### [A block of data]
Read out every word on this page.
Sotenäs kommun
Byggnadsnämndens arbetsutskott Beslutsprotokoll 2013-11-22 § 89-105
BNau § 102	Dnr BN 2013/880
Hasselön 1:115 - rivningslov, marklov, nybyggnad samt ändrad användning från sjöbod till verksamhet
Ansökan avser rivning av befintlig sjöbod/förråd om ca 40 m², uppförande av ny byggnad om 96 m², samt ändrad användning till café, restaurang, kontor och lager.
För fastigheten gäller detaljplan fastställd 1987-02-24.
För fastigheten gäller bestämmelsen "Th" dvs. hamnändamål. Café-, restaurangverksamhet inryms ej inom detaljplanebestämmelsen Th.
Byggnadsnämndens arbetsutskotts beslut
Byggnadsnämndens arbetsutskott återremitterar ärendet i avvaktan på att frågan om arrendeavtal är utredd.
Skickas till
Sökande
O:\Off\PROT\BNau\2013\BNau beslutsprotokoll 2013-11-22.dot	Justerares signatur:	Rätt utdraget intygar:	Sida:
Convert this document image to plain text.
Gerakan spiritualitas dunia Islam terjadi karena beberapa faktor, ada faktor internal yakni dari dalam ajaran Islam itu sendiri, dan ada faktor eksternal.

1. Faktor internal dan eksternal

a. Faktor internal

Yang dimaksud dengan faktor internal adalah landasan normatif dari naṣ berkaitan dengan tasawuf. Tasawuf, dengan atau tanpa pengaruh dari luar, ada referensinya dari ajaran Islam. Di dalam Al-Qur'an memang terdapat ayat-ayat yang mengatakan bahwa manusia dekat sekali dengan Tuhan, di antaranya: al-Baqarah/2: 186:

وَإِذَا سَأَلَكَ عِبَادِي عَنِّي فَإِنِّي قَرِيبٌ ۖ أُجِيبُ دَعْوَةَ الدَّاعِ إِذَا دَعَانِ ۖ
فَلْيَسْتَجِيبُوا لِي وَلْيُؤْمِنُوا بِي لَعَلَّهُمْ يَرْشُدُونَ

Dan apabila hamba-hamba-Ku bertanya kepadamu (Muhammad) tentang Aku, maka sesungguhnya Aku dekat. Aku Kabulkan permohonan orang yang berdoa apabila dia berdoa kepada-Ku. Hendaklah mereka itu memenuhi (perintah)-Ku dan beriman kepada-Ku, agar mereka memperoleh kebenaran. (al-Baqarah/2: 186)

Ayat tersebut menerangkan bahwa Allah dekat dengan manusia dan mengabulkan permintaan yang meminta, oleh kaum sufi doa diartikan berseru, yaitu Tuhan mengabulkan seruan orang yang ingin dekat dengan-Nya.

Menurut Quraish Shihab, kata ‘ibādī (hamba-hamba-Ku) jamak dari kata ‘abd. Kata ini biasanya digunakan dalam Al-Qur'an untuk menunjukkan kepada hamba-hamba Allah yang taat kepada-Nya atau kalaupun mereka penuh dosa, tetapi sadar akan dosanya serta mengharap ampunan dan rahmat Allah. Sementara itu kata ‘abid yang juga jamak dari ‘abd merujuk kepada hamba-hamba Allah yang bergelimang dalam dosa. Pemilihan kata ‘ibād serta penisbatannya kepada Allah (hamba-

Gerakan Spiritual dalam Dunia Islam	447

### [Aim of the task]
Your task is to repeat each line of the material exactly.

### [The completed task]
Read out every word on this page.
Sotenäs kommun
Byggnadsnämndens arbetsutskott Beslutsprotokoll 2013-11-22 § 89-105
BNau § 102	Dnr BN 2013/880
Hasselön 1:115 - rivningslov, marklov, nybyggnad samt ändrad användning från sjöbod till verksamhet
Ansökan avser rivning av befintlig sjöbod/förråd om ca 40 m², uppförande av ny byggnad om 96 m², samt ändrad användning till café, restaurang, kontor och lager.
För fastigheten gäller detaljplan fastställd 1987-02-24.
För fastigheten gäller bestämmelsen "Th" dvs. hamnändamål. Café-, restaurangverksamhet inryms ej inom detaljplanebestämmelsen Th.
Byggnadsnämndens arbetsutskotts beslut
Byggnadsnämndens arbetsutskott återremitterar ärendet i avvaktan på att frågan om arrendeavtal är utredd.
Skickas till
Sökande
O:\Off\PROT\BNau\2013\BNau beslutsprotokoll 2013-11-22.dot	Justerares signatur:	Rätt utdraget intygar:	Sida:
Convert this document image to plain text.
Gerakan spiritualitas dunia Islam terjadi karena beberapa faktor, ada faktor internal yakni dari dalam ajaran Islam itu sendiri, dan ada faktor eksternal.

1. Faktor internal dan eksternal

a. Faktor internal

Yang dimaksud dengan faktor internal adalah landasan normatif dari naṣ berkaitan dengan tasawuf. Tasawuf, dengan atau tanpa pengaruh dari luar, ada referensinya dari ajaran Islam. Di dalam Al-Qur'an memang terdapat ayat-ayat yang mengatakan bahwa manusia dekat sekali dengan Tuhan, di antaranya: al-Baqarah/2: 186:

وَإِذَا سَأَلَكَ عِبَادِي عَنِّي فَإِنِّي قَرِيبٌ ۖ أُجِيبُ دَعْوَةَ الدَّاعِ إِذَا دَعَانِ ۖ
فَلْيَسْتَجِيبُوا لِي وَلْيُؤْمِنُوا بِي لَعَلَّهُمْ يَرْشُدُونَ

Dan apabila hamba-hamba-Ku bertanya kepadamu (Muhammad) tentang Aku, maka sesungguhnya Aku dekat. Aku Kabulkan permohonan orang yang berdoa apabila dia berdoa kepada-Ku. Hendaklah mereka itu memenuhi (perintah)-Ku dan beriman kepada-Ku, agar mereka memperoleh kebenaran. (al-Baqarah/2: 186)

Ayat tersebut menerangkan bahwa Allah dekat dengan manusia dan mengabulkan permintaan yang meminta, oleh kaum sufi doa diartikan berseru, yaitu Tuhan mengabulkan seruan orang yang ingin dekat dengan-Nya.

Menurut Quraish Shihab, kata ‘ibādī (hamba-hamba-Ku) jamak dari kata ‘abd. Kata ini biasanya digunakan dalam Al-Qur'an untuk menunjukkan kepada hamba-hamba Allah yang taat kepada-Nya atau kalaupun mereka penuh dosa, tetapi sadar akan dosanya serta mengharap ampunan dan rahmat Allah. Sementara itu kata ‘abid yang juga jamak dari ‘abd merujuk kepada hamba-hamba Allah yang bergelimang dalam dosa. Pemilihan kata ‘ibād serta penisbatannya kepada Allah (hamba-

Gerakan Spiritual dalam Dunia Islam	447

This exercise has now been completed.